Exercise details ▸
Without skipping anything, write out each record below exactly.

Data for this exercise ▸
· · · ·

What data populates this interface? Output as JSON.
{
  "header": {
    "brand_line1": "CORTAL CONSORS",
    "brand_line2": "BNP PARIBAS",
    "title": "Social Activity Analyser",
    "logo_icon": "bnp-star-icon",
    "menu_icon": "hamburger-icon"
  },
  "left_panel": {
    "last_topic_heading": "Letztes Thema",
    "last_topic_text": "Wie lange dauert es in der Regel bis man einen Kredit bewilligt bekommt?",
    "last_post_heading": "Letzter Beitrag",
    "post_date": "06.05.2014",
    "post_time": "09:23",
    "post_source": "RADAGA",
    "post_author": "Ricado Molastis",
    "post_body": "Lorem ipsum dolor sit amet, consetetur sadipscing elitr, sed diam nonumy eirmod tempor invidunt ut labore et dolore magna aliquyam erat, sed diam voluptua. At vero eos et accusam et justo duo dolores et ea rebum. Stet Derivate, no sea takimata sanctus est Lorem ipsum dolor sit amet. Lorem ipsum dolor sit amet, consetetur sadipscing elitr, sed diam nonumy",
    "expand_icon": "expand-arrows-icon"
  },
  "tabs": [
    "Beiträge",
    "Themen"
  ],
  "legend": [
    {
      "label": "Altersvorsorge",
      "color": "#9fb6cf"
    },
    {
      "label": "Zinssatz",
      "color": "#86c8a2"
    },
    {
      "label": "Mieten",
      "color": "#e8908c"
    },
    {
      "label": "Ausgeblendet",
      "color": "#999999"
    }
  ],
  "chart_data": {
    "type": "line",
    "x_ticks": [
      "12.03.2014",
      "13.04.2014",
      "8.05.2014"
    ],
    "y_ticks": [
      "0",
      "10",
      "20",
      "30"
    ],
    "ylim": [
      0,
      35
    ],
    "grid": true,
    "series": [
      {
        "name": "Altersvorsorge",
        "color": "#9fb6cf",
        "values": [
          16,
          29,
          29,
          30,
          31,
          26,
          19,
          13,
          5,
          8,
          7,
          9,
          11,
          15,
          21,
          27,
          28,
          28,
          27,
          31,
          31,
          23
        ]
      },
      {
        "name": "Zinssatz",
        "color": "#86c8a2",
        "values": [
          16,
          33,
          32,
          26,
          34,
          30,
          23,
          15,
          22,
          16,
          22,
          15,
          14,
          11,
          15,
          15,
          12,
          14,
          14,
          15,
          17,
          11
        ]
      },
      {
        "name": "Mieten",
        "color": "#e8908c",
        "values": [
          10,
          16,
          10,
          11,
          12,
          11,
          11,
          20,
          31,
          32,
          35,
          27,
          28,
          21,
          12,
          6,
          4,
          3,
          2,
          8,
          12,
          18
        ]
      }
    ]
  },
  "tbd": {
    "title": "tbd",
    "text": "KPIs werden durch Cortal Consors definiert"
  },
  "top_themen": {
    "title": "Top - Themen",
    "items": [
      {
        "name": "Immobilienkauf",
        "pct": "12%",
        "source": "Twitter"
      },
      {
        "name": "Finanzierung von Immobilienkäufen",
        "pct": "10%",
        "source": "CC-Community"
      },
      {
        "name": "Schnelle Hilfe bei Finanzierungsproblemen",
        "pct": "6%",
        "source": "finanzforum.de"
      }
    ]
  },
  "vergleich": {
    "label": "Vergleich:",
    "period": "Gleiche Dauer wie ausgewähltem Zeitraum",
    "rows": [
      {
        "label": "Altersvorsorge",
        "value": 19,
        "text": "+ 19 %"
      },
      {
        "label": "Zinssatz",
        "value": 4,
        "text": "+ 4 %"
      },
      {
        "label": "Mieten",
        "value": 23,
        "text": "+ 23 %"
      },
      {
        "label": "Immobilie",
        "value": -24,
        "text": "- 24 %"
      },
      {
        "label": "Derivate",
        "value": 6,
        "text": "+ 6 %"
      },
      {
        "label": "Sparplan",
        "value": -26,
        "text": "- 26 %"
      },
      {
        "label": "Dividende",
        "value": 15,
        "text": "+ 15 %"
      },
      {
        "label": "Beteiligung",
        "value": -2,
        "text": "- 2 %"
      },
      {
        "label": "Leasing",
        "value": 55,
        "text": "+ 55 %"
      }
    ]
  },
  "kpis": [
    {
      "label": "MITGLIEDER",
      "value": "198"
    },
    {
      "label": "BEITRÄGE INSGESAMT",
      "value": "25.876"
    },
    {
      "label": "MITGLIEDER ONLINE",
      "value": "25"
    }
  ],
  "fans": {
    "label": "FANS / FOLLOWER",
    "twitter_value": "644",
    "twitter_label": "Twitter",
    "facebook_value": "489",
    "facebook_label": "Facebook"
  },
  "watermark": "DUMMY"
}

· · · ·

Full response ▸
What data populates this interface? Output as JSON.
{
  "header": {
    "brand_line1": "CORTAL CONSORS",
    "brand_line2": "BNP PARIBAS",
    "title": "Social Activity Analyser",
    "logo_icon": "bnp-star-icon",
    "menu_icon": "hamburger-icon"
  },
  "left_panel": {
    "last_topic_heading": "Letztes Thema",
    "last_topic_text": "Wie lange dauert es in der Regel bis man einen Kredit bewilligt bekommt?",
    "last_post_heading": "Letzter Beitrag",
    "post_date": "06.05.2014",
    "post_time": "09:23",
    "post_source": "RADAGA",
    "post_author": "Ricado Molastis",
    "post_body": "Lorem ipsum dolor sit amet, consetetur sadipscing elitr, sed diam nonumy eirmod tempor invidunt ut labore et dolore magna aliquyam erat, sed diam voluptua. At vero eos et accusam et justo duo dolores et ea rebum. Stet Derivate, no sea takimata sanctus est Lorem ipsum dolor sit amet. Lorem ipsum dolor sit amet, consetetur sadipscing elitr, sed diam nonumy",
    "expand_icon": "expand-arrows-icon"
  },
  "tabs": [
    "Beiträge",
    "Themen"
  ],
  "legend": [
    {
      "label": "Altersvorsorge",
      "color": "#9fb6cf"
    },
    {
      "label": "Zinssatz",
      "color": "#86c8a2"
    },
    {
      "label": "Mieten",
      "color": "#e8908c"
    },
    {
      "label": "Ausgeblendet",
      "color": "#999999"
    }
  ],
  "chart_data": {
    "type": "line",
    "x_ticks": [
      "12.03.2014",
      "13.04.2014",
      "8.05.2014"
    ],
    "y_ticks": [
      "0",
      "10",
      "20",
      "30"
    ],
    "ylim": [
      0,
      35
    ],
    "grid": true,
    "series": [
      {
        "name": "Altersvorsorge",
        "color": "#9fb6cf",
        "values": [
          16,
          29,
          29,
          30,
          31,
          26,
          19,
          13,
          5,
          8,
          7,
          9,
          11,
          15,
          21,
          27,
          28,
          28,
          27,
          31,
          31,
          23
        ]
      },
      {
        "name": "Zinssatz",
        "color": "#86c8a2",
        "values": [
          16,
          33,
          32,
          26,
          34,
          30,
          23,
          15,
          22,
          16,
          22,
          15,
          14,
          11,
          15,
          15,
          12,
          14,
          14,
          15,
          17,
          11
        ]
      },
      {
        "name": "Mieten",
        "color": "#e8908c",
        "values": [
          10,
          16,
          10,
          11,
          12,
          11,
          11,
          20,
          31,
          32,
          35,
          27,
          28,
          21,
          12,
          6,
          4,
          3,
          2,
          8,
          12,
          18
        ]
      }
    ]
  },
  "tbd": {
    "title": "tbd",
    "text": "KPIs werden durch Cortal Consors definiert"
  },
  "top_themen": {
    "title": "Top - Themen",
    "items": [
      {
        "name": "Immobilienkauf",
        "pct": "12%",
        "source": "Twitter"
      },
      {
        "name": "Finanzierung von Immobilienkäufen",
        "pct": "10%",
        "source": "CC-Community"
      },
      {
        "name": "Schnelle Hilfe bei Finanzierungsproblemen",
        "pct": "6%",
        "source": "finanzforum.de"
      }
    ]
  },
  "vergleich": {
    "label": "Vergleich:",
    "period": "Gleiche Dauer wie ausgewähltem Zeitraum",
    "rows": [
      {
        "label": "Altersvorsorge",
        "value": 19,
        "text": "+ 19 %"
      },
      {
        "label": "Zinssatz",
        "value": 4,
        "text": "+ 4 %"
      },
      {
        "label": "Mieten",
        "value": 23,
        "text": "+ 23 %"
      },
      {
        "label": "Immobilie",
        "value": -24,
        "text": "- 24 %"
      },
      {
        "label": "Derivate",
        "value": 6,
        "text": "+ 6 %"
      },
      {
        "label": "Sparplan",
        "value": -26,
        "text": "- 26 %"
      },
      {
        "label": "Dividende",
        "value": 15,
        "text": "+ 15 %"
      },
      {
        "label": "Beteiligung",
        "value": -2,
        "text": "- 2 %"
      },
      {
        "label": "Leasing",
        "value": 55,
        "text": "+ 55 %"
      }
    ]
  },
  "kpis": [
    {
      "label": "MITGLIEDER",
      "value": "198"
    },
    {
      "label": "BEITRÄGE INSGESAMT",
      "value": "25.876"
    },
    {
      "label": "MITGLIEDER ONLINE",
      "value": "25"
    }
  ],
  "fans": {
    "label": "FANS / FOLLOWER",
    "twitter_value": "644",
    "twitter_label": "Twitter",
    "facebook_value": "489",
    "facebook_label": "Facebook"
  },
  "watermark": "DUMMY"
}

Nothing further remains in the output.